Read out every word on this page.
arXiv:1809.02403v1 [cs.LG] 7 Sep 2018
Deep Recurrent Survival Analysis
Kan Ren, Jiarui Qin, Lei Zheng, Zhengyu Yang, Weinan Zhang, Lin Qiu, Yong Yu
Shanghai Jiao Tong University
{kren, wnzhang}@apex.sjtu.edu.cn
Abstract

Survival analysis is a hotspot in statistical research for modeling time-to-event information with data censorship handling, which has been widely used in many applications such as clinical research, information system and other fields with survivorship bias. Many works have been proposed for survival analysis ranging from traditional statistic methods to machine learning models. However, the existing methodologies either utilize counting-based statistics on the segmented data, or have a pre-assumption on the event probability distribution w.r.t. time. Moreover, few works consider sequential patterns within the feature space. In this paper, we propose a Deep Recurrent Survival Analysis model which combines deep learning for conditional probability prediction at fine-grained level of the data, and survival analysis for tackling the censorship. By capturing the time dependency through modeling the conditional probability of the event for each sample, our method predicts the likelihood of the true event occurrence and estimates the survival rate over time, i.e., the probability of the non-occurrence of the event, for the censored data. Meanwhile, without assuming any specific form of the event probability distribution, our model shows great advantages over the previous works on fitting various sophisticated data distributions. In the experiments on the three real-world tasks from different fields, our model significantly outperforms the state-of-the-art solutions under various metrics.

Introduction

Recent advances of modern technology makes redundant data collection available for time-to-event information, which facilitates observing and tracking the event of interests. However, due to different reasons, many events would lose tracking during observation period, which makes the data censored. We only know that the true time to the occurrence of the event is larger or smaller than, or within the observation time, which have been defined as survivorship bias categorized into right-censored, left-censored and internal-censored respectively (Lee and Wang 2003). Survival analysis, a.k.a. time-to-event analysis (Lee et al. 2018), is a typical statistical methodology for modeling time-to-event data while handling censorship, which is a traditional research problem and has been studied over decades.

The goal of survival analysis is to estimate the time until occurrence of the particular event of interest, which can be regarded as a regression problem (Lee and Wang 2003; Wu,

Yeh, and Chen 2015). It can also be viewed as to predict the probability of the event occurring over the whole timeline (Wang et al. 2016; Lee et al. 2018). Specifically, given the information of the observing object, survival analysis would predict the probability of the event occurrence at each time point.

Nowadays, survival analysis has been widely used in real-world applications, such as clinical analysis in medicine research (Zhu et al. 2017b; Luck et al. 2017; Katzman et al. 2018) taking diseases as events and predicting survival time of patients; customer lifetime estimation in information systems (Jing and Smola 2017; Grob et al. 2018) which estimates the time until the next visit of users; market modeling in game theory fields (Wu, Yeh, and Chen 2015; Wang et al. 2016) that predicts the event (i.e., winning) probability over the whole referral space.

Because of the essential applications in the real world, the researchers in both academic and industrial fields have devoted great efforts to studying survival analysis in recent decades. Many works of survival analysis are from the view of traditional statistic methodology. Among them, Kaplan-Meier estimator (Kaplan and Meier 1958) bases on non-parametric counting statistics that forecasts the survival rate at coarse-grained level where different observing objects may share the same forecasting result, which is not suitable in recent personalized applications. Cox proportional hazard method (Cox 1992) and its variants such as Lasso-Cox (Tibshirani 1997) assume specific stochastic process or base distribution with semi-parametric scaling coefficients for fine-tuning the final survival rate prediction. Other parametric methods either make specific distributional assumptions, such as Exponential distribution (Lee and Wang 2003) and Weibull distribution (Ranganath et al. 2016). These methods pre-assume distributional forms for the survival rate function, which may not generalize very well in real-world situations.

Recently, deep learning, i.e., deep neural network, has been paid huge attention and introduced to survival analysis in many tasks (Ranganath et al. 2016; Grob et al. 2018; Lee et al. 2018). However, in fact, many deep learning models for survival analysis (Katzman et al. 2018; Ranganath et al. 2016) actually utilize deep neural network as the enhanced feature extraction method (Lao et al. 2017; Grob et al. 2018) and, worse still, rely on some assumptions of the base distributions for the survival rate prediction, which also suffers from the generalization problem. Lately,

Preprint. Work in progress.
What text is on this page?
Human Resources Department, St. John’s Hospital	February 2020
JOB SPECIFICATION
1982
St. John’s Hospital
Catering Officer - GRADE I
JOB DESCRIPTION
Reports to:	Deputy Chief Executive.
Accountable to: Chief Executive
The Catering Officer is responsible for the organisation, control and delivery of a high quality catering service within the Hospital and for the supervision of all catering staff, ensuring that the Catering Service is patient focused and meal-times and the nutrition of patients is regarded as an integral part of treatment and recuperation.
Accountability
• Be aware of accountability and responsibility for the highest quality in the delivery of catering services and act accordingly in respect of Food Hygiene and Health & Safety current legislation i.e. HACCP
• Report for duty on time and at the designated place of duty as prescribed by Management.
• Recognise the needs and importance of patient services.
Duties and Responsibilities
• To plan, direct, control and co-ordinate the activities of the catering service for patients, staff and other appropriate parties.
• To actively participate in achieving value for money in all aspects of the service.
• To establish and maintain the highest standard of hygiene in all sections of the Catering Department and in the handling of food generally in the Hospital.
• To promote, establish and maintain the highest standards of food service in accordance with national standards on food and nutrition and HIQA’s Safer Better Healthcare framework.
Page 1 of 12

EXERCISE DESCRIPTION: Give all the lines above again, exactly.

EXERCISE ANSWER:
Read out every word on this page.
arXiv:1809.02403v1 [cs.LG] 7 Sep 2018
Deep Recurrent Survival Analysis
Kan Ren, Jiarui Qin, Lei Zheng, Zhengyu Yang, Weinan Zhang, Lin Qiu, Yong Yu
Shanghai Jiao Tong University
{kren, wnzhang}@apex.sjtu.edu.cn
Abstract

Survival analysis is a hotspot in statistical research for modeling time-to-event information with data censorship handling, which has been widely used in many applications such as clinical research, information system and other fields with survivorship bias. Many works have been proposed for survival analysis ranging from traditional statistic methods to machine learning models. However, the existing methodologies either utilize counting-based statistics on the segmented data, or have a pre-assumption on the event probability distribution w.r.t. time. Moreover, few works consider sequential patterns within the feature space. In this paper, we propose a Deep Recurrent Survival Analysis model which combines deep learning for conditional probability prediction at fine-grained level of the data, and survival analysis for tackling the censorship. By capturing the time dependency through modeling the conditional probability of the event for each sample, our method predicts the likelihood of the true event occurrence and estimates the survival rate over time, i.e., the probability of the non-occurrence of the event, for the censored data. Meanwhile, without assuming any specific form of the event probability distribution, our model shows great advantages over the previous works on fitting various sophisticated data distributions. In the experiments on the three real-world tasks from different fields, our model significantly outperforms the state-of-the-art solutions under various metrics.

Introduction

Recent advances of modern technology makes redundant data collection available for time-to-event information, which facilitates observing and tracking the event of interests. However, due to different reasons, many events would lose tracking during observation period, which makes the data censored. We only know that the true time to the occurrence of the event is larger or smaller than, or within the observation time, which have been defined as survivorship bias categorized into right-censored, left-censored and internal-censored respectively (Lee and Wang 2003). Survival analysis, a.k.a. time-to-event analysis (Lee et al. 2018), is a typical statistical methodology for modeling time-to-event data while handling censorship, which is a traditional research problem and has been studied over decades.

The goal of survival analysis is to estimate the time until occurrence of the particular event of interest, which can be regarded as a regression problem (Lee and Wang 2003; Wu,

Yeh, and Chen 2015). It can also be viewed as to predict the probability of the event occurring over the whole timeline (Wang et al. 2016; Lee et al. 2018). Specifically, given the information of the observing object, survival analysis would predict the probability of the event occurrence at each time point.

Nowadays, survival analysis has been widely used in real-world applications, such as clinical analysis in medicine research (Zhu et al. 2017b; Luck et al. 2017; Katzman et al. 2018) taking diseases as events and predicting survival time of patients; customer lifetime estimation in information systems (Jing and Smola 2017; Grob et al. 2018) which estimates the time until the next visit of users; market modeling in game theory fields (Wu, Yeh, and Chen 2015; Wang et al. 2016) that predicts the event (i.e., winning) probability over the whole referral space.

Because of the essential applications in the real world, the researchers in both academic and industrial fields have devoted great efforts to studying survival analysis in recent decades. Many works of survival analysis are from the view of traditional statistic methodology. Among them, Kaplan-Meier estimator (Kaplan and Meier 1958) bases on non-parametric counting statistics that forecasts the survival rate at coarse-grained level where different observing objects may share the same forecasting result, which is not suitable in recent personalized applications. Cox proportional hazard method (Cox 1992) and its variants such as Lasso-Cox (Tibshirani 1997) assume specific stochastic process or base distribution with semi-parametric scaling coefficients for fine-tuning the final survival rate prediction. Other parametric methods either make specific distributional assumptions, such as Exponential distribution (Lee and Wang 2003) and Weibull distribution (Ranganath et al. 2016). These methods pre-assume distributional forms for the survival rate function, which may not generalize very well in real-world situations.

Recently, deep learning, i.e., deep neural network, has been paid huge attention and introduced to survival analysis in many tasks (Ranganath et al. 2016; Grob et al. 2018; Lee et al. 2018). However, in fact, many deep learning models for survival analysis (Katzman et al. 2018; Ranganath et al. 2016) actually utilize deep neural network as the enhanced feature extraction method (Lao et al. 2017; Grob et al. 2018) and, worse still, rely on some assumptions of the base distributions for the survival rate prediction, which also suffers from the generalization problem. Lately,

Preprint. Work in progress.
What text is on this page?
Human Resources Department, St. John’s Hospital	February 2020
JOB SPECIFICATION
1982
St. John’s Hospital
Catering Officer - GRADE I
JOB DESCRIPTION
Reports to:	Deputy Chief Executive.
Accountable to: Chief Executive
The Catering Officer is responsible for the organisation, control and delivery of a high quality catering service within the Hospital and for the supervision of all catering staff, ensuring that the Catering Service is patient focused and meal-times and the nutrition of patients is regarded as an integral part of treatment and recuperation.
Accountability
• Be aware of accountability and responsibility for the highest quality in the delivery of catering services and act accordingly in respect of Food Hygiene and Health & Safety current legislation i.e. HACCP
• Report for duty on time and at the designated place of duty as prescribed by Management.
• Recognise the needs and importance of patient services.
Duties and Responsibilities
• To plan, direct, control and co-ordinate the activities of the catering service for patients, staff and other appropriate parties.
• To actively participate in achieving value for money in all aspects of the service.
• To establish and maintain the highest standard of hygiene in all sections of the Catering Department and in the handling of food generally in the Hospital.
• To promote, establish and maintain the highest standards of food service in accordance with national standards on food and nutrition and HIQA’s Safer Better Healthcare framework.
Page 1 of 12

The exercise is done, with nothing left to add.